Read the data and repeat it in full, exactly.
***** Data *****
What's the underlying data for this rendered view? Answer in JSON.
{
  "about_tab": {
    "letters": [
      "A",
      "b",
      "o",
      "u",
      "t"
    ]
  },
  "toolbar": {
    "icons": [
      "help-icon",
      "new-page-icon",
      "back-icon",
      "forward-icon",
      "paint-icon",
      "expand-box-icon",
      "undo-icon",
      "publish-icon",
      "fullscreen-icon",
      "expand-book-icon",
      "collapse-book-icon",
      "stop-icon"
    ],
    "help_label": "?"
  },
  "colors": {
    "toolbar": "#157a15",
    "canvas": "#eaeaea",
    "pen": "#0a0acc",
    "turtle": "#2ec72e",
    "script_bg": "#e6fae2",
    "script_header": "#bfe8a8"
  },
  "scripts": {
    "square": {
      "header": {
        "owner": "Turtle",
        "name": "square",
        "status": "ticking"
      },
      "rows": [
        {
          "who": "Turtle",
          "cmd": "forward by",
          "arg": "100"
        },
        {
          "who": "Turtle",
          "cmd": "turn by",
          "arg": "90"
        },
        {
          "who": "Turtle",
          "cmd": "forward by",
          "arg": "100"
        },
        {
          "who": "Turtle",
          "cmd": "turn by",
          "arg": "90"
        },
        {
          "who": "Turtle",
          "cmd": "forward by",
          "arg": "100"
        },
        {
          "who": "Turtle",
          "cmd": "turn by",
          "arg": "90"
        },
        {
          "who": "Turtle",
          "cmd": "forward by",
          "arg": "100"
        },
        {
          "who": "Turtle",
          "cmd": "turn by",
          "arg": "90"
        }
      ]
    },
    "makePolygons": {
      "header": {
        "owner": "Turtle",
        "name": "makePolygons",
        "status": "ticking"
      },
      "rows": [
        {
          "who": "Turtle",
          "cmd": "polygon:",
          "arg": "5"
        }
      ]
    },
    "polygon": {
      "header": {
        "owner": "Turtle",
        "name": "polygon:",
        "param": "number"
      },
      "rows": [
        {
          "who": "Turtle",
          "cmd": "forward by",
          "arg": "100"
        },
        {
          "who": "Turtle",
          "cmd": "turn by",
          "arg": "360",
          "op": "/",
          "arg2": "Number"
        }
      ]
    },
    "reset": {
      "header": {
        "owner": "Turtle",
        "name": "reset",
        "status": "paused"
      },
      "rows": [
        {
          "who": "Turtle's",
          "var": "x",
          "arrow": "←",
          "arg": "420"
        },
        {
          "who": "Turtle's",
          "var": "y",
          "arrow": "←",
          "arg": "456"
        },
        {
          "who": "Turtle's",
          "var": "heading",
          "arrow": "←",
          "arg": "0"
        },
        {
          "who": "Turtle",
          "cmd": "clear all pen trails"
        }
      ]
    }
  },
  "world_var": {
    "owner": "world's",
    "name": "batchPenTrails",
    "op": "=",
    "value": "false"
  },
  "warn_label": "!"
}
*****
» **Worked answer**
What's the underlying data for this rendered view? Answer in JSON.
{
  "about_tab": {
    "letters": [
      "A",
      "b",
      "o",
      "u",
      "t"
    ]
  },
  "toolbar": {
    "icons": [
      "help-icon",
      "new-page-icon",
      "back-icon",
      "forward-icon",
      "paint-icon",
      "expand-box-icon",
      "undo-icon",
      "publish-icon",
      "fullscreen-icon",
      "expand-book-icon",
      "collapse-book-icon",
      "stop-icon"
    ],
    "help_label": "?"
  },
  "colors": {
    "toolbar": "#157a15",
    "canvas": "#eaeaea",
    "pen": "#0a0acc",
    "turtle": "#2ec72e",
    "script_bg": "#e6fae2",
    "script_header": "#bfe8a8"
  },
  "scripts": {
    "square": {
      "header": {
        "owner": "Turtle",
        "name": "square",
        "status": "ticking"
      },
      "rows": [
        {
          "who": "Turtle",
          "cmd": "forward by",
          "arg": "100"
        },
        {
          "who": "Turtle",
          "cmd": "turn by",
          "arg": "90"
        },
        {
          "who": "Turtle",
          "cmd": "forward by",
          "arg": "100"
        },
        {
          "who": "Turtle",
          "cmd": "turn by",
          "arg": "90"
        },
        {
          "who": "Turtle",
          "cmd": "forward by",
          "arg": "100"
        },
        {
          "who": "Turtle",
          "cmd": "turn by",
          "arg": "90"
        },
        {
          "who": "Turtle",
          "cmd": "forward by",
          "arg": "100"
        },
        {
          "who": "Turtle",
          "cmd": "turn by",
          "arg": "90"
        }
      ]
    },
    "makePolygons": {
      "header": {
        "owner": "Turtle",
        "name": "makePolygons",
        "status": "ticking"
      },
      "rows": [
        {
          "who": "Turtle",
          "cmd": "polygon:",
          "arg": "5"
        }
      ]
    },
    "polygon": {
      "header": {
        "owner": "Turtle",
        "name": "polygon:",
        "param": "number"
      },
      "rows": [
        {
          "who": "Turtle",
          "cmd": "forward by",
          "arg": "100"
        },
        {
          "who": "Turtle",
          "cmd": "turn by",
          "arg": "360",
          "op": "/",
          "arg2": "Number"
        }
      ]
    },
    "reset": {
      "header": {
        "owner": "Turtle",
        "name": "reset",
        "status": "paused"
      },
      "rows": [
        {
          "who": "Turtle's",
          "var": "x",
          "arrow": "←",
          "arg": "420"
        },
        {
          "who": "Turtle's",
          "var": "y",
          "arrow": "←",
          "arg": "456"
        },
        {
          "who": "Turtle's",
          "var": "heading",
          "arrow": "←",
          "arg": "0"
        },
        {
          "who": "Turtle",
          "cmd": "clear all pen trails"
        }
      ]
    }
  },
  "world_var": {
    "owner": "world's",
    "name": "batchPenTrails",
    "op": "=",
    "value": "false"
  },
  "warn_label": "!"
}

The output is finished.